__What you should do__
Copy the lines below as they are; omit the images they contain.

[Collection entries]
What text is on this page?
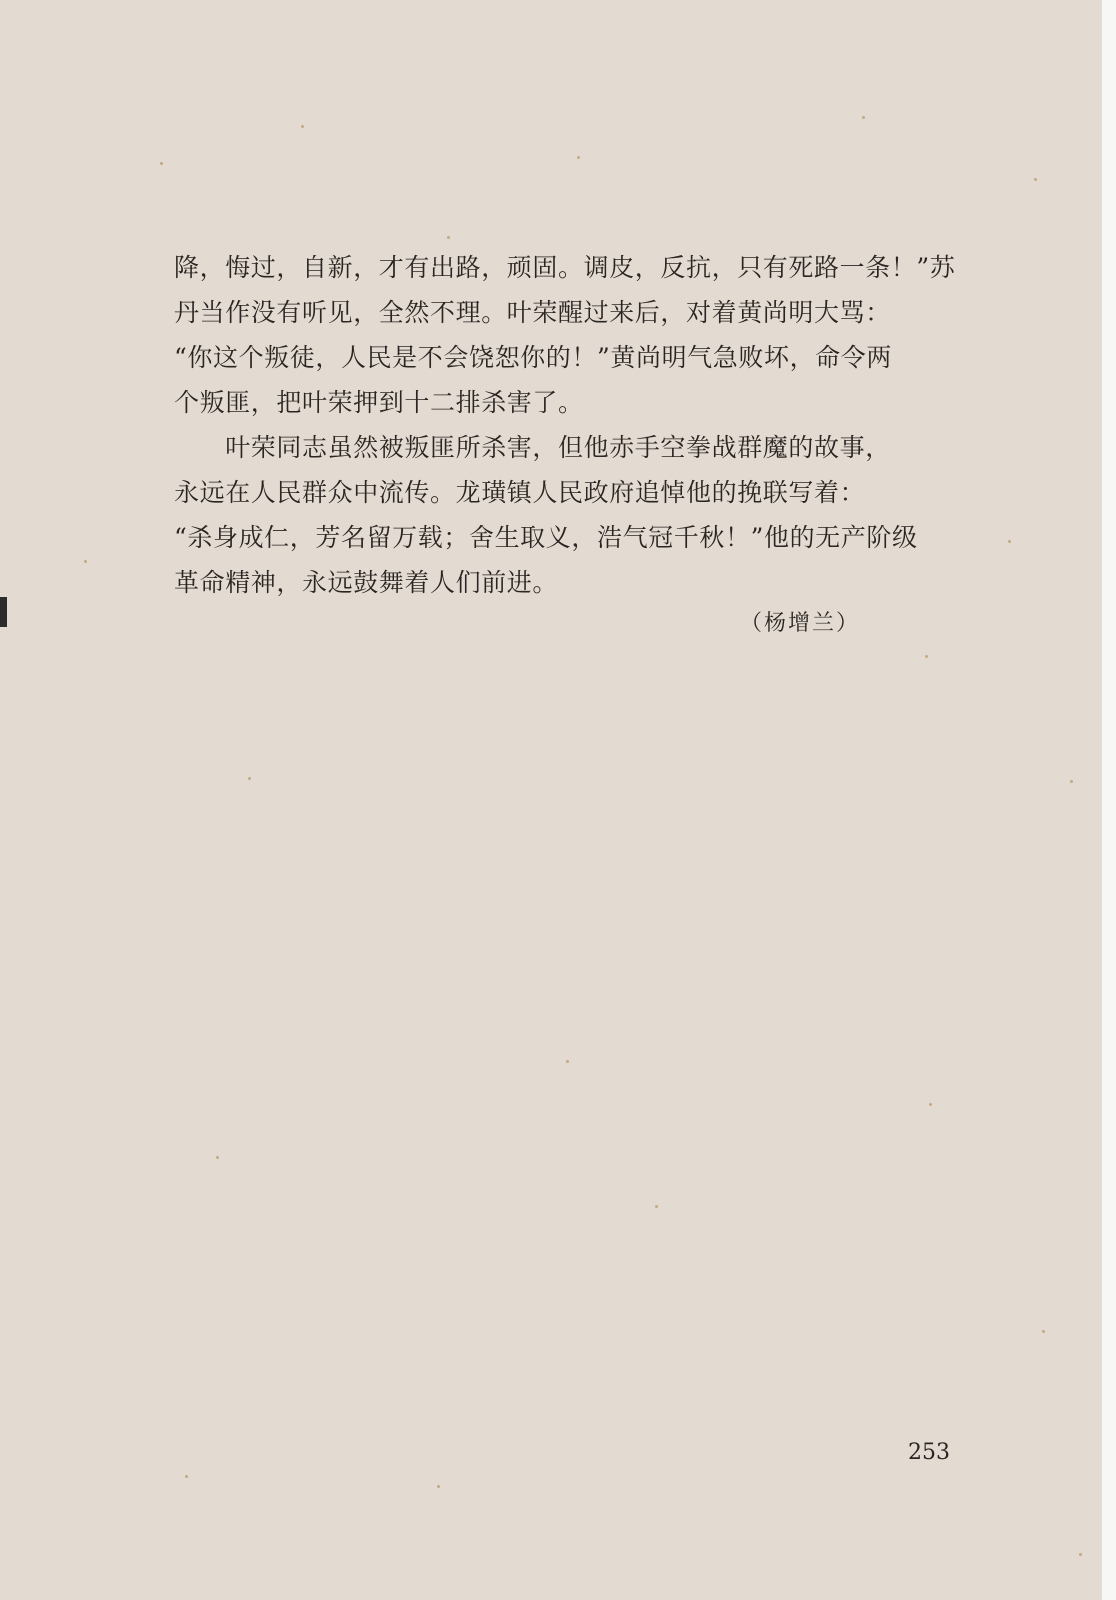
降，悔过，自新，才有出路，顽固。调皮，反抗，只有死路一条！”苏
丹当作没有听见，全然不理。叶荣醒过来后，对着黄尚明大骂：
“你这个叛徒，人民是不会饶恕你的！”黄尚明气急败坏，命令两
个叛匪，把叶荣押到十二排杀害了。
　　叶荣同志虽然被叛匪所杀害，但他赤手空拳战群魔的故事，
永远在人民群众中流传。龙璜镇人民政府追悼他的挽联写着：
“杀身成仁，芳名留万载；舍生取义，浩气冠千秋！”他的无产阶级
革命精神，永远鼓舞着人们前进。
（杨增兰）
253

__Complete answer__
What text is on this page?
降，悔过，自新，才有出路，顽固。调皮，反抗，只有死路一条！”苏
丹当作没有听见，全然不理。叶荣醒过来后，对着黄尚明大骂：
“你这个叛徒，人民是不会饶恕你的！”黄尚明气急败坏，命令两
个叛匪，把叶荣押到十二排杀害了。
　　叶荣同志虽然被叛匪所杀害，但他赤手空拳战群魔的故事，
永远在人民群众中流传。龙璜镇人民政府追悼他的挽联写着：
“杀身成仁，芳名留万载；舍生取义，浩气冠千秋！”他的无产阶级
革命精神，永远鼓舞着人们前进。
（杨增兰）
253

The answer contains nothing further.